PROMPT.
Copy each line exactly. Leave nothing out.

[Dataset items]
<<<<

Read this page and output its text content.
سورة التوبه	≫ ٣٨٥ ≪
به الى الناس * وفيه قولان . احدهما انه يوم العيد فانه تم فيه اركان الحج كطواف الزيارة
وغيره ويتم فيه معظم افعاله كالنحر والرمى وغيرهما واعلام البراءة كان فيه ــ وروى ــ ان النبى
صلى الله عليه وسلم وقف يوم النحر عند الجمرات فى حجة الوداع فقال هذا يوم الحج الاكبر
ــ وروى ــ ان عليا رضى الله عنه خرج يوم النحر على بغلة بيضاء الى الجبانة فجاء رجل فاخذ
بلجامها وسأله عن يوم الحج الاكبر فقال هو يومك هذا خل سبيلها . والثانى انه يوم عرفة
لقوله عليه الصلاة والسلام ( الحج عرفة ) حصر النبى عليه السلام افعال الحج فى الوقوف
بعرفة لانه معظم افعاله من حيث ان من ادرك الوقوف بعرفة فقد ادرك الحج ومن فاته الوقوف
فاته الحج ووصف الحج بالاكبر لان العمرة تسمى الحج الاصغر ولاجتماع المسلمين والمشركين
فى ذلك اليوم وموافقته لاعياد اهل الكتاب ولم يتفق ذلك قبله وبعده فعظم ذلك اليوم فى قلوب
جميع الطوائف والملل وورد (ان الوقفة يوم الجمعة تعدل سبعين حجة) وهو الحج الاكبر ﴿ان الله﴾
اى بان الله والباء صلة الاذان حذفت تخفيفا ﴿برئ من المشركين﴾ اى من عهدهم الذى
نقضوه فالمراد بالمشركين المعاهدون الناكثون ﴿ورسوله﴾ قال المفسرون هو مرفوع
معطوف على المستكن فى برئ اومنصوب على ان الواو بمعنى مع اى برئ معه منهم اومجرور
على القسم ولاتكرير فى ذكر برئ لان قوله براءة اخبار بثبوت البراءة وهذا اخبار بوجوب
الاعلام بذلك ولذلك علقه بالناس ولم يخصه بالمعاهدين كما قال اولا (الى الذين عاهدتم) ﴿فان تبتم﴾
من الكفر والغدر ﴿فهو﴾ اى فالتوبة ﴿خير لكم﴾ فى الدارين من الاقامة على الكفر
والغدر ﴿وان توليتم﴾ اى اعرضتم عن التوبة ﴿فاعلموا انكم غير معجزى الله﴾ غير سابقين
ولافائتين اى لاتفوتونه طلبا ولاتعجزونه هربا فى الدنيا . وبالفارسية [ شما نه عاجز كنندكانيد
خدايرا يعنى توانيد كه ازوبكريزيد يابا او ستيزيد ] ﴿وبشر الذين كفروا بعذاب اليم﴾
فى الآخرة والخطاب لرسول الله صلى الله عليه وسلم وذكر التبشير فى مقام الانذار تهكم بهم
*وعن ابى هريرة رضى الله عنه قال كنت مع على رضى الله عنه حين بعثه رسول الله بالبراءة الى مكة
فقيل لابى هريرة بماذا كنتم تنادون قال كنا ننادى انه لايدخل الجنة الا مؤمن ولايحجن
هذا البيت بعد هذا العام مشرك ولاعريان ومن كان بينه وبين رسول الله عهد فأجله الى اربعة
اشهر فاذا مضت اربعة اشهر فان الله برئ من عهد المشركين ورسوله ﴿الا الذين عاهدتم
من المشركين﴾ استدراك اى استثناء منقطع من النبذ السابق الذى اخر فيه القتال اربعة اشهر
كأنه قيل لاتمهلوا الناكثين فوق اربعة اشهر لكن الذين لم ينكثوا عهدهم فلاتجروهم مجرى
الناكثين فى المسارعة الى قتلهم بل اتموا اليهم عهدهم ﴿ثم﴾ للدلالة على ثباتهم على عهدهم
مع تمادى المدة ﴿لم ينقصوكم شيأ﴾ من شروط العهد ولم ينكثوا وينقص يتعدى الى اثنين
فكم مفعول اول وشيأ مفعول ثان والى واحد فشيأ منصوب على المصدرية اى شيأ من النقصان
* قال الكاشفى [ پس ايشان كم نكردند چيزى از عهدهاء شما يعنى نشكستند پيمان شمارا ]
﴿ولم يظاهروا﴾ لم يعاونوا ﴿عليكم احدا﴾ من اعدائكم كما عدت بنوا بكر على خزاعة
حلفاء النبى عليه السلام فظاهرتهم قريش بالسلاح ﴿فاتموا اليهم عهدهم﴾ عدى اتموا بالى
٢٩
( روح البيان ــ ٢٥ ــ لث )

>>>>

THE RESPONSE.
Read this page and output its text content.
سورة التوبه	≫ ٣٨٥ ≪
به الى الناس * وفيه قولان . احدهما انه يوم العيد فانه تم فيه اركان الحج كطواف الزيارة
وغيره ويتم فيه معظم افعاله كالنحر والرمى وغيرهما واعلام البراءة كان فيه ــ وروى ــ ان النبى
صلى الله عليه وسلم وقف يوم النحر عند الجمرات فى حجة الوداع فقال هذا يوم الحج الاكبر
ــ وروى ــ ان عليا رضى الله عنه خرج يوم النحر على بغلة بيضاء الى الجبانة فجاء رجل فاخذ
بلجامها وسأله عن يوم الحج الاكبر فقال هو يومك هذا خل سبيلها . والثانى انه يوم عرفة
لقوله عليه الصلاة والسلام ( الحج عرفة ) حصر النبى عليه السلام افعال الحج فى الوقوف
بعرفة لانه معظم افعاله من حيث ان من ادرك الوقوف بعرفة فقد ادرك الحج ومن فاته الوقوف
فاته الحج ووصف الحج بالاكبر لان العمرة تسمى الحج الاصغر ولاجتماع المسلمين والمشركين
فى ذلك اليوم وموافقته لاعياد اهل الكتاب ولم يتفق ذلك قبله وبعده فعظم ذلك اليوم فى قلوب
جميع الطوائف والملل وورد (ان الوقفة يوم الجمعة تعدل سبعين حجة) وهو الحج الاكبر ﴿ان الله﴾
اى بان الله والباء صلة الاذان حذفت تخفيفا ﴿برئ من المشركين﴾ اى من عهدهم الذى
نقضوه فالمراد بالمشركين المعاهدون الناكثون ﴿ورسوله﴾ قال المفسرون هو مرفوع
معطوف على المستكن فى برئ اومنصوب على ان الواو بمعنى مع اى برئ معه منهم اومجرور
على القسم ولاتكرير فى ذكر برئ لان قوله براءة اخبار بثبوت البراءة وهذا اخبار بوجوب
الاعلام بذلك ولذلك علقه بالناس ولم يخصه بالمعاهدين كما قال اولا (الى الذين عاهدتم) ﴿فان تبتم﴾
من الكفر والغدر ﴿فهو﴾ اى فالتوبة ﴿خير لكم﴾ فى الدارين من الاقامة على الكفر
والغدر ﴿وان توليتم﴾ اى اعرضتم عن التوبة ﴿فاعلموا انكم غير معجزى الله﴾ غير سابقين
ولافائتين اى لاتفوتونه طلبا ولاتعجزونه هربا فى الدنيا . وبالفارسية [ شما نه عاجز كنندكانيد
خدايرا يعنى توانيد كه ازوبكريزيد يابا او ستيزيد ] ﴿وبشر الذين كفروا بعذاب اليم﴾
فى الآخرة والخطاب لرسول الله صلى الله عليه وسلم وذكر التبشير فى مقام الانذار تهكم بهم
*وعن ابى هريرة رضى الله عنه قال كنت مع على رضى الله عنه حين بعثه رسول الله بالبراءة الى مكة
فقيل لابى هريرة بماذا كنتم تنادون قال كنا ننادى انه لايدخل الجنة الا مؤمن ولايحجن
هذا البيت بعد هذا العام مشرك ولاعريان ومن كان بينه وبين رسول الله عهد فأجله الى اربعة
اشهر فاذا مضت اربعة اشهر فان الله برئ من عهد المشركين ورسوله ﴿الا الذين عاهدتم
من المشركين﴾ استدراك اى استثناء منقطع من النبذ السابق الذى اخر فيه القتال اربعة اشهر
كأنه قيل لاتمهلوا الناكثين فوق اربعة اشهر لكن الذين لم ينكثوا عهدهم فلاتجروهم مجرى
الناكثين فى المسارعة الى قتلهم بل اتموا اليهم عهدهم ﴿ثم﴾ للدلالة على ثباتهم على عهدهم
مع تمادى المدة ﴿لم ينقصوكم شيأ﴾ من شروط العهد ولم ينكثوا وينقص يتعدى الى اثنين
فكم مفعول اول وشيأ مفعول ثان والى واحد فشيأ منصوب على المصدرية اى شيأ من النقصان
* قال الكاشفى [ پس ايشان كم نكردند چيزى از عهدهاء شما يعنى نشكستند پيمان شمارا ]
﴿ولم يظاهروا﴾ لم يعاونوا ﴿عليكم احدا﴾ من اعدائكم كما عدت بنوا بكر على خزاعة
حلفاء النبى عليه السلام فظاهرتهم قريش بالسلاح ﴿فاتموا اليهم عهدهم﴾ عدى اتموا بالى
٢٩
( روح البيان ــ ٢٥ ــ لث )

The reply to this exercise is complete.